── Given data

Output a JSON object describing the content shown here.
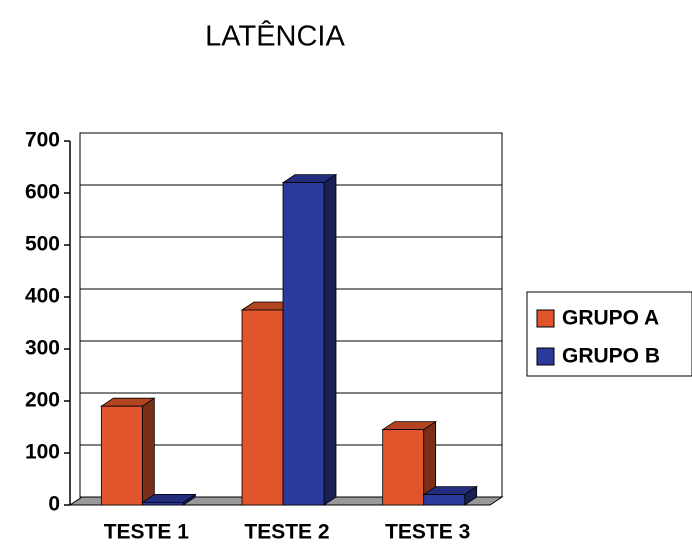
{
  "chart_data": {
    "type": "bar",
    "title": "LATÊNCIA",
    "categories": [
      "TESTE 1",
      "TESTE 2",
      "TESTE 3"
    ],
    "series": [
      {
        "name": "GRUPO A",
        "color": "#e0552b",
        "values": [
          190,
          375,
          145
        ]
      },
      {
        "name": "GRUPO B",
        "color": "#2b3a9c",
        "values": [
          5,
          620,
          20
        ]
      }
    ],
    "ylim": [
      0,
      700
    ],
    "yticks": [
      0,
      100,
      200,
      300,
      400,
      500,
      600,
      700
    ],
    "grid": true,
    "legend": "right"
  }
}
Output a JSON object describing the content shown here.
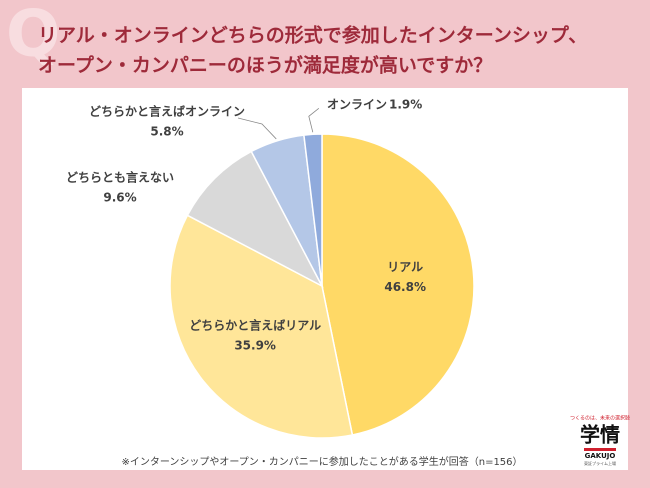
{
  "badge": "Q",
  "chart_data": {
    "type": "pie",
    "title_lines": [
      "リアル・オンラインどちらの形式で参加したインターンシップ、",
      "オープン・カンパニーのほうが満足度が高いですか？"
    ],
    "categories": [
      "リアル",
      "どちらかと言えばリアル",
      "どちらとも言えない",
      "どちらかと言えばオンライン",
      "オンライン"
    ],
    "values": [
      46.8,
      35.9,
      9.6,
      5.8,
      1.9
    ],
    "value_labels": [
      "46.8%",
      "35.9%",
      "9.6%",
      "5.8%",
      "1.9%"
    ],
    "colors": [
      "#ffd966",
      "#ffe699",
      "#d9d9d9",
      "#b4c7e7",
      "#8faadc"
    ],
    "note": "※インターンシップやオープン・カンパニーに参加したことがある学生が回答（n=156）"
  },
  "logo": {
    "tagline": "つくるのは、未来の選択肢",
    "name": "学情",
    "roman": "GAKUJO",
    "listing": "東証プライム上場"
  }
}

────
── Given data

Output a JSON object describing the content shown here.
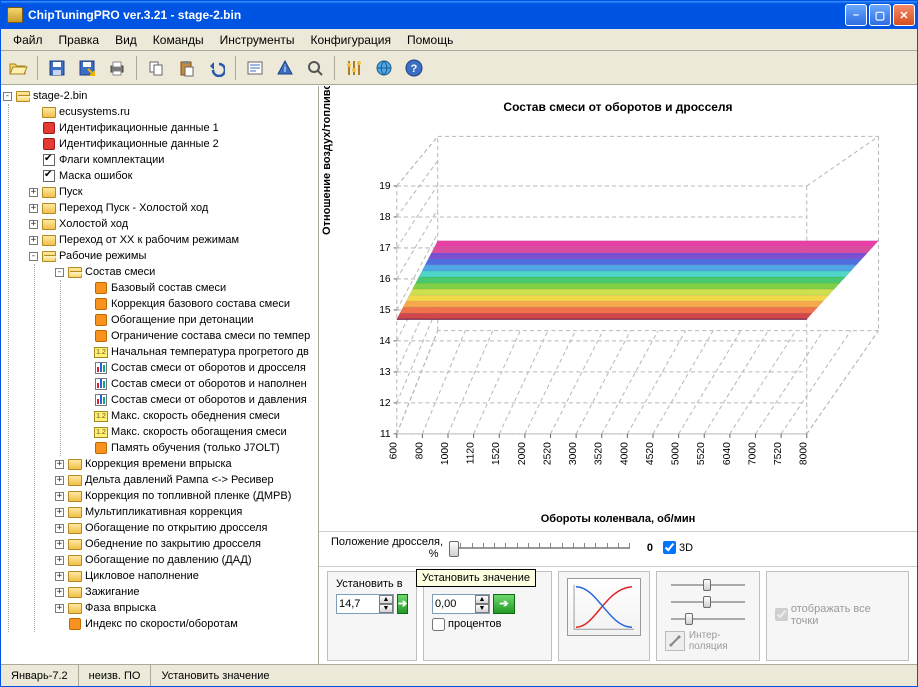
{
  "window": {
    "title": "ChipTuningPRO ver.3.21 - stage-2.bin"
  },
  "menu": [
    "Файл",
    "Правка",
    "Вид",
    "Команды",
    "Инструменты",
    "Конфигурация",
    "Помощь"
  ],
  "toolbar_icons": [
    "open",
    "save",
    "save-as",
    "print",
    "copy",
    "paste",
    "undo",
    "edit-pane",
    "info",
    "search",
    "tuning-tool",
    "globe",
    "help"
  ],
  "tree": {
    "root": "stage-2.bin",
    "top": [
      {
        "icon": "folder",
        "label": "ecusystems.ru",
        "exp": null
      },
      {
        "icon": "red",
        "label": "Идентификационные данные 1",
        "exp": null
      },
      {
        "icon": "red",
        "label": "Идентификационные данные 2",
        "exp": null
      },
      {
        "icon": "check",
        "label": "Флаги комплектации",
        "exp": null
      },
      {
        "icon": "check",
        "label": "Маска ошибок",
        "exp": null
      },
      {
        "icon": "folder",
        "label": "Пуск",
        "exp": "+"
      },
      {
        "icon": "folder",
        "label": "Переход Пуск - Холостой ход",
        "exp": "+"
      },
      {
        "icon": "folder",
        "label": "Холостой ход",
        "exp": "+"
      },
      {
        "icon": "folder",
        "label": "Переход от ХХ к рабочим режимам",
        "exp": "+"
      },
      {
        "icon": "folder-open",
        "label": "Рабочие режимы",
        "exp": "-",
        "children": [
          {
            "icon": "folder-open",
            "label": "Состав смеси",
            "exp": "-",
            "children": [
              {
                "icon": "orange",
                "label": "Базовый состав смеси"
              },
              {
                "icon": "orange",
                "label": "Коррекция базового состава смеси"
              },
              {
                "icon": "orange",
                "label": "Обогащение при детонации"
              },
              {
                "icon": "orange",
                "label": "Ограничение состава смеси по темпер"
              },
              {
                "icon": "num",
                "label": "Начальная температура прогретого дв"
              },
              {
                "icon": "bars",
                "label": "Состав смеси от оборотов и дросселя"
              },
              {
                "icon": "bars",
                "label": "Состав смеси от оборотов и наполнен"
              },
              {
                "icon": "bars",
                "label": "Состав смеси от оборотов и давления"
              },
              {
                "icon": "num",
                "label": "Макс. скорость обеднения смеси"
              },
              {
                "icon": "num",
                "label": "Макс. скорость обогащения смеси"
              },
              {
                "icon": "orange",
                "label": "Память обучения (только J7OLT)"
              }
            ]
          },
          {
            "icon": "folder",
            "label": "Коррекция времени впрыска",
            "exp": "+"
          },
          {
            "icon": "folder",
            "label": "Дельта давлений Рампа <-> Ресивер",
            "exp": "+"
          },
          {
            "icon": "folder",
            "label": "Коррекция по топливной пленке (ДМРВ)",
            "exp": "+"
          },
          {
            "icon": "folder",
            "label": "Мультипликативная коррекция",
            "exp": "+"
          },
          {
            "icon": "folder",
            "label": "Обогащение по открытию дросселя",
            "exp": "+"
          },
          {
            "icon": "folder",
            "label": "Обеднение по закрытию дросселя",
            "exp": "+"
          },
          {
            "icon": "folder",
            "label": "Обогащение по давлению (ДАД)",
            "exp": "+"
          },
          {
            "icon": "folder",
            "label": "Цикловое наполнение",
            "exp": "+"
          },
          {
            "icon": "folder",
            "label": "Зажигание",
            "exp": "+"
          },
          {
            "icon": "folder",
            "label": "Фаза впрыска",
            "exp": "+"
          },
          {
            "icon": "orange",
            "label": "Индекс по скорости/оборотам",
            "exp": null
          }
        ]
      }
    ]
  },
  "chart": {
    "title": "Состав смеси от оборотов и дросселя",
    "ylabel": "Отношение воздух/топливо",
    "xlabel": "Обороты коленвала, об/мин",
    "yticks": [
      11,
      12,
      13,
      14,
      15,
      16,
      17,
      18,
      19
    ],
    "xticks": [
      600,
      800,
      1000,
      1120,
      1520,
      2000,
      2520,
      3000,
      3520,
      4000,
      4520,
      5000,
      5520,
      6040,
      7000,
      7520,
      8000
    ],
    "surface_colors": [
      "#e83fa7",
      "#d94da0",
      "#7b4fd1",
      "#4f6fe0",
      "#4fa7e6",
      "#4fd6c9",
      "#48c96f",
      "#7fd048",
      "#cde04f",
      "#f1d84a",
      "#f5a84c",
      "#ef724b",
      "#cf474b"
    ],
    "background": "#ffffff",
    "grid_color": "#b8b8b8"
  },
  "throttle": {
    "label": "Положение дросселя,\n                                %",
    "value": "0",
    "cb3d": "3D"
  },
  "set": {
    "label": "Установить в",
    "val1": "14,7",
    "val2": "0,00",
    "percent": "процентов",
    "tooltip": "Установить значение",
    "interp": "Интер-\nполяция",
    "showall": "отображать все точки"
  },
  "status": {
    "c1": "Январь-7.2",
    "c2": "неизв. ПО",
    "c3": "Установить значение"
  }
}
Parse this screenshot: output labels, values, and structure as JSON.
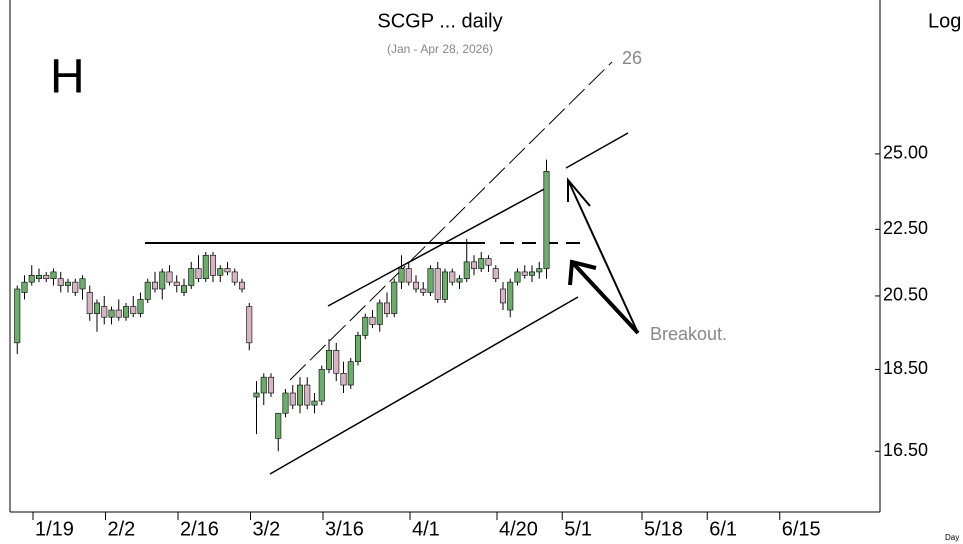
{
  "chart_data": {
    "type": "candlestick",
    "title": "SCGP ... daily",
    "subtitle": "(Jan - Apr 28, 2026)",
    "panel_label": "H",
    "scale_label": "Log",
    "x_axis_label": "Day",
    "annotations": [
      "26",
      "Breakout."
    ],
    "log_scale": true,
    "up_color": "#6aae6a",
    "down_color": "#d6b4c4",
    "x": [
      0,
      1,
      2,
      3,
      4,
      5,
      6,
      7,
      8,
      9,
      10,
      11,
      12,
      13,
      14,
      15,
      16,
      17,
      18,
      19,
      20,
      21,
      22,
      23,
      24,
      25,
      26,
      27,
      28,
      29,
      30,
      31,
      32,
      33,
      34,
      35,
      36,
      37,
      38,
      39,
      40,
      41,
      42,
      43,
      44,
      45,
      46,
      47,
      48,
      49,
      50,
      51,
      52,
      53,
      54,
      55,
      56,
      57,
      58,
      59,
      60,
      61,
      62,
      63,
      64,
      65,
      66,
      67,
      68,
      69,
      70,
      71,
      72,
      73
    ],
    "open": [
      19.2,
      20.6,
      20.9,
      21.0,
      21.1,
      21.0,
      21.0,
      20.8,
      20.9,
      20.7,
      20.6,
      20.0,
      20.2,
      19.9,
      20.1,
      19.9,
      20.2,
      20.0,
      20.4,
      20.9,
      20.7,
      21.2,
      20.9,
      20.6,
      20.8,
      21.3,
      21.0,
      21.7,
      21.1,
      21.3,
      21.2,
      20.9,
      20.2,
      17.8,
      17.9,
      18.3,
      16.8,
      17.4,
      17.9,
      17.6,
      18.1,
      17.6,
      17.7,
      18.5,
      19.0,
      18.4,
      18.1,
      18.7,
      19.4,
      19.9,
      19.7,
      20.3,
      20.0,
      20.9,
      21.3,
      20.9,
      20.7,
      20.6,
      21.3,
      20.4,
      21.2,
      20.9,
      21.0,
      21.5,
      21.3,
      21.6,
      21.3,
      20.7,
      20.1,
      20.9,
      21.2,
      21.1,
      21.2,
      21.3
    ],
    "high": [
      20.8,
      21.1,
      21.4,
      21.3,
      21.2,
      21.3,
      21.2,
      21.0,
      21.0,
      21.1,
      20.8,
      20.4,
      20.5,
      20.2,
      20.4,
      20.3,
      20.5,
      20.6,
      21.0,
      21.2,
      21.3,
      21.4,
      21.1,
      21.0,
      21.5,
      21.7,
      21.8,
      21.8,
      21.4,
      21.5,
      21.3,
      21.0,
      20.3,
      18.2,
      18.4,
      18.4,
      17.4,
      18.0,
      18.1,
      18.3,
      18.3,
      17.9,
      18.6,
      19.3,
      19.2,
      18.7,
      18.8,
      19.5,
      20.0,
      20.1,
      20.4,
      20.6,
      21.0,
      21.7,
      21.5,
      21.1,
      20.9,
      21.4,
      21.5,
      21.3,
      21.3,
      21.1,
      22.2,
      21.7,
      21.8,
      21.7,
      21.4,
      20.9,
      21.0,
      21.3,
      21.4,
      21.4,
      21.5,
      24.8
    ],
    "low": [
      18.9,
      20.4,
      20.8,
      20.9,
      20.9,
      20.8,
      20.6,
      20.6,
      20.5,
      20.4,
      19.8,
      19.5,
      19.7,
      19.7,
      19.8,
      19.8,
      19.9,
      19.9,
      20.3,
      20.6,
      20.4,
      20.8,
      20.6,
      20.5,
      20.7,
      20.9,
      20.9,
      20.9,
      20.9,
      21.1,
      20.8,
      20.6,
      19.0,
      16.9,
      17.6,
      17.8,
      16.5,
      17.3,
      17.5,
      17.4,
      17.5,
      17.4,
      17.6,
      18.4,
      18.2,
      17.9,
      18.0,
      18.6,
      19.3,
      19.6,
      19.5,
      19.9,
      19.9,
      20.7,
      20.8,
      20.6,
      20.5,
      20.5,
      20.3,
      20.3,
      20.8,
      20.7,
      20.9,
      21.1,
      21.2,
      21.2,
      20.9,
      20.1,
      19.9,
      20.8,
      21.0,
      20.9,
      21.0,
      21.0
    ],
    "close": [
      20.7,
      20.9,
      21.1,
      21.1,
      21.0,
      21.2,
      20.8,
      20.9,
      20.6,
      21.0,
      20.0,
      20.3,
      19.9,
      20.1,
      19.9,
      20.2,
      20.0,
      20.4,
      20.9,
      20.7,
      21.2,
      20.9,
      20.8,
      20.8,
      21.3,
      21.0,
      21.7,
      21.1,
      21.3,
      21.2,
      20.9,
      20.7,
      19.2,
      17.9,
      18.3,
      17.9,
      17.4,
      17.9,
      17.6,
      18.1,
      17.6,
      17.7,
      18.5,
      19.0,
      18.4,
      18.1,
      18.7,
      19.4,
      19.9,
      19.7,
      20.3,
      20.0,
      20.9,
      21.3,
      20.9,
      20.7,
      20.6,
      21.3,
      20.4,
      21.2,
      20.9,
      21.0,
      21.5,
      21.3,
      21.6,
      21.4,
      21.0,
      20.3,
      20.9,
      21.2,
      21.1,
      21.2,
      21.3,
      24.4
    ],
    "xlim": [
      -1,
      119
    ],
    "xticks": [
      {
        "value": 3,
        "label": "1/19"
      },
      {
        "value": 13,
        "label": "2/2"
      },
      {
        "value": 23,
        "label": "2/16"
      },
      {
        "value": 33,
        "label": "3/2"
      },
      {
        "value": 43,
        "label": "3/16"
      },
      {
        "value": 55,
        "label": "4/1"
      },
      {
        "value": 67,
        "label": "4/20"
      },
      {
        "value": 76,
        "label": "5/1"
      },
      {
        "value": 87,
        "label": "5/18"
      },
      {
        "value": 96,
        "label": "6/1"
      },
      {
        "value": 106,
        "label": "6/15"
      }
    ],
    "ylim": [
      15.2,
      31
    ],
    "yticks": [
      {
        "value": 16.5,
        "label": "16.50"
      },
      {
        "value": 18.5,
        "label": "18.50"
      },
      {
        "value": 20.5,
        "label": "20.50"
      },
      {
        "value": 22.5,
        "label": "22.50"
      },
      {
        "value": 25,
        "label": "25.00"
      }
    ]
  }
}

────

◆ What is required ◆
From the listing above, report the number of lines containing the string "Переход", without any accompanying remarks.

◆ Response below ◆
2